(Task to complete): Your job is to restate each entry word for word.

(Material provided):
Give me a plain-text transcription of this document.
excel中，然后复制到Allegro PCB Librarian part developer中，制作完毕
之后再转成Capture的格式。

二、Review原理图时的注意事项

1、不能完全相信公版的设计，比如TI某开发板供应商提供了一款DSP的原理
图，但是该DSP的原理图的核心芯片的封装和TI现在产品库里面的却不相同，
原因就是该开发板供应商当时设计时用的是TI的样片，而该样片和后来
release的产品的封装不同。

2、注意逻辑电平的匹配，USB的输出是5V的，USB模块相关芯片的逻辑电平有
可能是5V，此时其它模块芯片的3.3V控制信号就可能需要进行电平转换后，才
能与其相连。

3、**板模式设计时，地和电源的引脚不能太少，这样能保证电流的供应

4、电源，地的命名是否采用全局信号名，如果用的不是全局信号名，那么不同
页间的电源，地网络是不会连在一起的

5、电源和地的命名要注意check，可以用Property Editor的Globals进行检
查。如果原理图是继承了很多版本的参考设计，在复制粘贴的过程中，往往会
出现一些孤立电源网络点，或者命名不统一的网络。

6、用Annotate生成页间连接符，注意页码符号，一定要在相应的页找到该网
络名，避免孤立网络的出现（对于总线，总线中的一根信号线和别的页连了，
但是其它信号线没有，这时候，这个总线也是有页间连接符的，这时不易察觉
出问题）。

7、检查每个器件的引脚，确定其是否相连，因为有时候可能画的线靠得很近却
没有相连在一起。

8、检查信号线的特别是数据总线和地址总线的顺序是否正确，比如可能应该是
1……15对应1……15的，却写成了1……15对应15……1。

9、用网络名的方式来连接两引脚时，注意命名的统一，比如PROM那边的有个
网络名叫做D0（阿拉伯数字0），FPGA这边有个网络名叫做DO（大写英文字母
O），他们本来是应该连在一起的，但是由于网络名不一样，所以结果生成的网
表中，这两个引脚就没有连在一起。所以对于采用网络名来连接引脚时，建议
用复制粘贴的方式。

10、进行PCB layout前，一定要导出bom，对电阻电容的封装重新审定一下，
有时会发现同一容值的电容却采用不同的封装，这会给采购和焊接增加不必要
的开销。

(Output for this exercise):
Give me a plain-text transcription of this document.
excel中，然后复制到Allegro PCB Librarian part developer中，制作完毕
之后再转成Capture的格式。

二、Review原理图时的注意事项

1、不能完全相信公版的设计，比如TI某开发板供应商提供了一款DSP的原理
图，但是该DSP的原理图的核心芯片的封装和TI现在产品库里面的却不相同，
原因就是该开发板供应商当时设计时用的是TI的样片，而该样片和后来
release的产品的封装不同。

2、注意逻辑电平的匹配，USB的输出是5V的，USB模块相关芯片的逻辑电平有
可能是5V，此时其它模块芯片的3.3V控制信号就可能需要进行电平转换后，才
能与其相连。

3、**板模式设计时，地和电源的引脚不能太少，这样能保证电流的供应

4、电源，地的命名是否采用全局信号名，如果用的不是全局信号名，那么不同
页间的电源，地网络是不会连在一起的

5、电源和地的命名要注意check，可以用Property Editor的Globals进行检
查。如果原理图是继承了很多版本的参考设计，在复制粘贴的过程中，往往会
出现一些孤立电源网络点，或者命名不统一的网络。

6、用Annotate生成页间连接符，注意页码符号，一定要在相应的页找到该网
络名，避免孤立网络的出现（对于总线，总线中的一根信号线和别的页连了，
但是其它信号线没有，这时候，这个总线也是有页间连接符的，这时不易察觉
出问题）。

7、检查每个器件的引脚，确定其是否相连，因为有时候可能画的线靠得很近却
没有相连在一起。

8、检查信号线的特别是数据总线和地址总线的顺序是否正确，比如可能应该是
1……15对应1……15的，却写成了1……15对应15……1。

9、用网络名的方式来连接两引脚时，注意命名的统一，比如PROM那边的有个
网络名叫做D0（阿拉伯数字0），FPGA这边有个网络名叫做DO（大写英文字母
O），他们本来是应该连在一起的，但是由于网络名不一样，所以结果生成的网
表中，这两个引脚就没有连在一起。所以对于采用网络名来连接引脚时，建议
用复制粘贴的方式。

10、进行PCB layout前，一定要导出bom，对电阻电容的封装重新审定一下，
有时会发现同一容值的电容却采用不同的封装，这会给采购和焊接增加不必要
的开销。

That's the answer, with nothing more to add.